-- START OF Dataset rows --
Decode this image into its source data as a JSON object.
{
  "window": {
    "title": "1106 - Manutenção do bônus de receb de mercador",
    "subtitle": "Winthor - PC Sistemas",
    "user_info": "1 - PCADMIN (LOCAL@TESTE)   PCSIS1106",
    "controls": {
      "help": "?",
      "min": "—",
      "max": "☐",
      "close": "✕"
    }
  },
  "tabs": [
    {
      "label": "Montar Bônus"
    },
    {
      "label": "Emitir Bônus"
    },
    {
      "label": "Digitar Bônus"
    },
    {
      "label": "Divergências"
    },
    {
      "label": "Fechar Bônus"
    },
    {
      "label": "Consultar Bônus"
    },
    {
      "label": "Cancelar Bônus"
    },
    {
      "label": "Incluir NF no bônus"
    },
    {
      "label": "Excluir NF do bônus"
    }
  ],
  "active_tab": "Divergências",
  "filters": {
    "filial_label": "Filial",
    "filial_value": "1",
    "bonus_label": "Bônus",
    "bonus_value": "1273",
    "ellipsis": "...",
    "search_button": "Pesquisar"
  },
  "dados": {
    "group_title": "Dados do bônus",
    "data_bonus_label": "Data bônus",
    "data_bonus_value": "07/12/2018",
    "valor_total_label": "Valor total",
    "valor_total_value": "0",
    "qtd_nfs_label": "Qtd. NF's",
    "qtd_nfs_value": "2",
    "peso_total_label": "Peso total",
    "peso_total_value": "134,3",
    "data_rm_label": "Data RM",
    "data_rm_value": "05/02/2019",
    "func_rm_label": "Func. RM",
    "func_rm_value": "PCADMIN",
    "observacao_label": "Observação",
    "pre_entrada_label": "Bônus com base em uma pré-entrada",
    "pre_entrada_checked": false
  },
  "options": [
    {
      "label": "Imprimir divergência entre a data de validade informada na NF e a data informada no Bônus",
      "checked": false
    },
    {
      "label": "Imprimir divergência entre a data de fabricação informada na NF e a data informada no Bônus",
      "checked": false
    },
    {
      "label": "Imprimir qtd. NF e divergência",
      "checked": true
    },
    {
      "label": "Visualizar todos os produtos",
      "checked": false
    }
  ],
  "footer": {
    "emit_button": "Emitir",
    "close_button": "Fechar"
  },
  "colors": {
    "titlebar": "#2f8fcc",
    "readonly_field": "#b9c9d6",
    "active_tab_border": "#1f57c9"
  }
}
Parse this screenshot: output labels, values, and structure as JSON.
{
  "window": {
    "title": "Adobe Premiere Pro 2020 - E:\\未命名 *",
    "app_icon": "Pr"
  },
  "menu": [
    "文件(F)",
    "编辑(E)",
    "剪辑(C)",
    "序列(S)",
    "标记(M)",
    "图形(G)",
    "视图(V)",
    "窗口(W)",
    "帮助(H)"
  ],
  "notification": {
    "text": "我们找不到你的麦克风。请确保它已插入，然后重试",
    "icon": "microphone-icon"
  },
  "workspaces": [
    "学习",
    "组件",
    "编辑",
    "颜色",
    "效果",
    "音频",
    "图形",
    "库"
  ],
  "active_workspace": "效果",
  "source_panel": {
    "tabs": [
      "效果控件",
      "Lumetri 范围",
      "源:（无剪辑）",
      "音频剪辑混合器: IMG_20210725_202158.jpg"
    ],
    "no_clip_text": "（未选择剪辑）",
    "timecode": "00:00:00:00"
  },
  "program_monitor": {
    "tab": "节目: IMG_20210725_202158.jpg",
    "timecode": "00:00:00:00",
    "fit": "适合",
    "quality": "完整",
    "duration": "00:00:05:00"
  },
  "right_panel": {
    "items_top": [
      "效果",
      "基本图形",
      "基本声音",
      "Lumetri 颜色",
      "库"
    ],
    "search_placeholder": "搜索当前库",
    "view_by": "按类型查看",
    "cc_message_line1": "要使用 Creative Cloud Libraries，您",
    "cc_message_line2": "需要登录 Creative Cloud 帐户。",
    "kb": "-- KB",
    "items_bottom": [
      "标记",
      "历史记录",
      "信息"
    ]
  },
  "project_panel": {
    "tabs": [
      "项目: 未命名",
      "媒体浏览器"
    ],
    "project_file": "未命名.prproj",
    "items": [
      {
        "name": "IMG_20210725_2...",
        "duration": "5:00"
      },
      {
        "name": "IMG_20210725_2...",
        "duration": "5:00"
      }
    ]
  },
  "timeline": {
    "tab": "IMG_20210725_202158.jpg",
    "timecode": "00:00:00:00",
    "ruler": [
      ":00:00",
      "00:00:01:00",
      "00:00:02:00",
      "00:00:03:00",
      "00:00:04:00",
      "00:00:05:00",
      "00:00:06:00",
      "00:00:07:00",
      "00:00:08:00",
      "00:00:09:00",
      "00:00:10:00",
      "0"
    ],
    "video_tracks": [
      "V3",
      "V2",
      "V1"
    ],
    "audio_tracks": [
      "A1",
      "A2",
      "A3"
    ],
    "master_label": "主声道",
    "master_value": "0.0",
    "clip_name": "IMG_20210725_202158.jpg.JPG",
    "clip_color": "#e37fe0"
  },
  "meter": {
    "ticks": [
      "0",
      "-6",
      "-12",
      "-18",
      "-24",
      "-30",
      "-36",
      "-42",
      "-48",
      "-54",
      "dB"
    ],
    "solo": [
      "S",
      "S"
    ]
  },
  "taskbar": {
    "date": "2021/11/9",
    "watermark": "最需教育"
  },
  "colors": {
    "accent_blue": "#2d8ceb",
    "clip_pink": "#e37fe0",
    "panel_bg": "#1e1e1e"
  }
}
-- END OF Dataset rows --
## Task to complete
Among the entries, how many lines contain the string "JSON"? Give the number without anything else.

## Solution to this task
2